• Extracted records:

## Begin

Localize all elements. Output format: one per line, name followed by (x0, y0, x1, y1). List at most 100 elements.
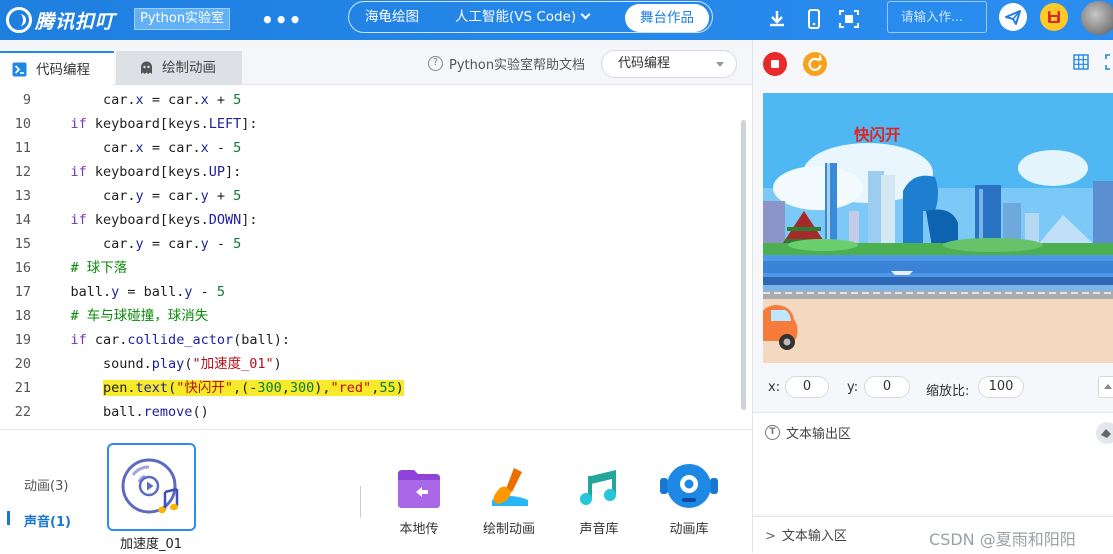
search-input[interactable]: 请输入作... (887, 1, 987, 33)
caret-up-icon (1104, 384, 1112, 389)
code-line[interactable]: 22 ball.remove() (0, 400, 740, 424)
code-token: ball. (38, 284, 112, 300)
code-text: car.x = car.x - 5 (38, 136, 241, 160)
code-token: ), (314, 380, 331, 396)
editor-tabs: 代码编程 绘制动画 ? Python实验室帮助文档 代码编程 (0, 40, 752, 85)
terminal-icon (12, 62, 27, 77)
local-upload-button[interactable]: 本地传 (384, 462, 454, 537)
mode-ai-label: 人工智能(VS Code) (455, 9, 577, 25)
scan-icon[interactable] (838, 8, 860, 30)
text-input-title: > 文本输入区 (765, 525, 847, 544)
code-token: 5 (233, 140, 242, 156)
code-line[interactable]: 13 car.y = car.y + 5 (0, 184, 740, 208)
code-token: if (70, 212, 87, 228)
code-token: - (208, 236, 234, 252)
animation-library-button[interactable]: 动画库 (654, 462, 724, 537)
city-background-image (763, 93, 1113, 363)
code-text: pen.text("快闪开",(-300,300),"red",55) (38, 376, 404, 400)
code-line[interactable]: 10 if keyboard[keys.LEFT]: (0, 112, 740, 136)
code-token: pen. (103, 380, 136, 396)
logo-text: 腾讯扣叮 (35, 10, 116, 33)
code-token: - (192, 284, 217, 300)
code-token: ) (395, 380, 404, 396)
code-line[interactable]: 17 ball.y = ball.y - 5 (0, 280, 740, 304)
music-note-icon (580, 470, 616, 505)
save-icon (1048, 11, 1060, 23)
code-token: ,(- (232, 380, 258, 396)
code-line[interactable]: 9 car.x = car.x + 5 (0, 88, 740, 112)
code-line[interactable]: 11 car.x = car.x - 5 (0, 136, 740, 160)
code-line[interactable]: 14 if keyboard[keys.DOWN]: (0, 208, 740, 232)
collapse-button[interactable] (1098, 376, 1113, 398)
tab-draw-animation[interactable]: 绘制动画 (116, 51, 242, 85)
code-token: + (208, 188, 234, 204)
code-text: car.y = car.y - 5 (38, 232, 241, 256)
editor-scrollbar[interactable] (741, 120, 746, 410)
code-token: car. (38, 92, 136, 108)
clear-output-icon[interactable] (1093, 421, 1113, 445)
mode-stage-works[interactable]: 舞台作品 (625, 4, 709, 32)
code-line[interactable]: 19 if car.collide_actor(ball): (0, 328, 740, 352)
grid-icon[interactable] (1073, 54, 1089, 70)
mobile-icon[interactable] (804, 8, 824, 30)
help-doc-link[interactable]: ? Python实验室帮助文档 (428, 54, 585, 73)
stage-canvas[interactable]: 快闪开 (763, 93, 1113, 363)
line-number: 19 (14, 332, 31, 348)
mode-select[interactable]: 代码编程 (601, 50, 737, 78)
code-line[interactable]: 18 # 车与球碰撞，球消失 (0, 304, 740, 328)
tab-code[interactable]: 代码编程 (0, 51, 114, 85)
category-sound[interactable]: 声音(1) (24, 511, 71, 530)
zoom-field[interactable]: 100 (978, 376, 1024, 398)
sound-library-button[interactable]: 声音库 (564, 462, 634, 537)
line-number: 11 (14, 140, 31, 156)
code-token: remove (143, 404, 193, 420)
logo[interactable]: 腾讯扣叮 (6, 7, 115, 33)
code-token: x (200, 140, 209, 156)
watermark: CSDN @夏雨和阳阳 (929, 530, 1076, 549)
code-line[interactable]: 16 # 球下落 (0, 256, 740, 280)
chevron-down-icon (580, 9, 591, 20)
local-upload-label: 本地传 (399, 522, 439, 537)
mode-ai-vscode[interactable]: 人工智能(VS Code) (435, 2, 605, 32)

## End

• GOAL: Copy the lines of the records without any change, from the line containing "search-input[interactable]: 请输入作... (887, 1, 987, 33)" through the line containing "city-background-image (763, 93, 1113, 363)", including both of those lines.

• EXERCISE RESULT:
search-input[interactable]: 请输入作... (887, 1, 987, 33)
caret-up-icon (1104, 384, 1112, 389)
code-line[interactable]: 22 ball.remove() (0, 400, 740, 424)
code-token: ball. (38, 284, 112, 300)
code-text: car.x = car.x - 5 (38, 136, 241, 160)
code-token: ), (314, 380, 331, 396)
editor-tabs: 代码编程 绘制动画 ? Python实验室帮助文档 代码编程 (0, 40, 752, 85)
terminal-icon (12, 62, 27, 77)
local-upload-button[interactable]: 本地传 (384, 462, 454, 537)
mode-ai-label: 人工智能(VS Code) (455, 9, 577, 25)
scan-icon[interactable] (838, 8, 860, 30)
text-input-title: > 文本输入区 (765, 525, 847, 544)
code-token: 5 (233, 140, 242, 156)
code-line[interactable]: 13 car.y = car.y + 5 (0, 184, 740, 208)
code-token: if (70, 212, 87, 228)
code-token: - (208, 236, 234, 252)
animation-library-button[interactable]: 动画库 (654, 462, 724, 537)
city-background-image (763, 93, 1113, 363)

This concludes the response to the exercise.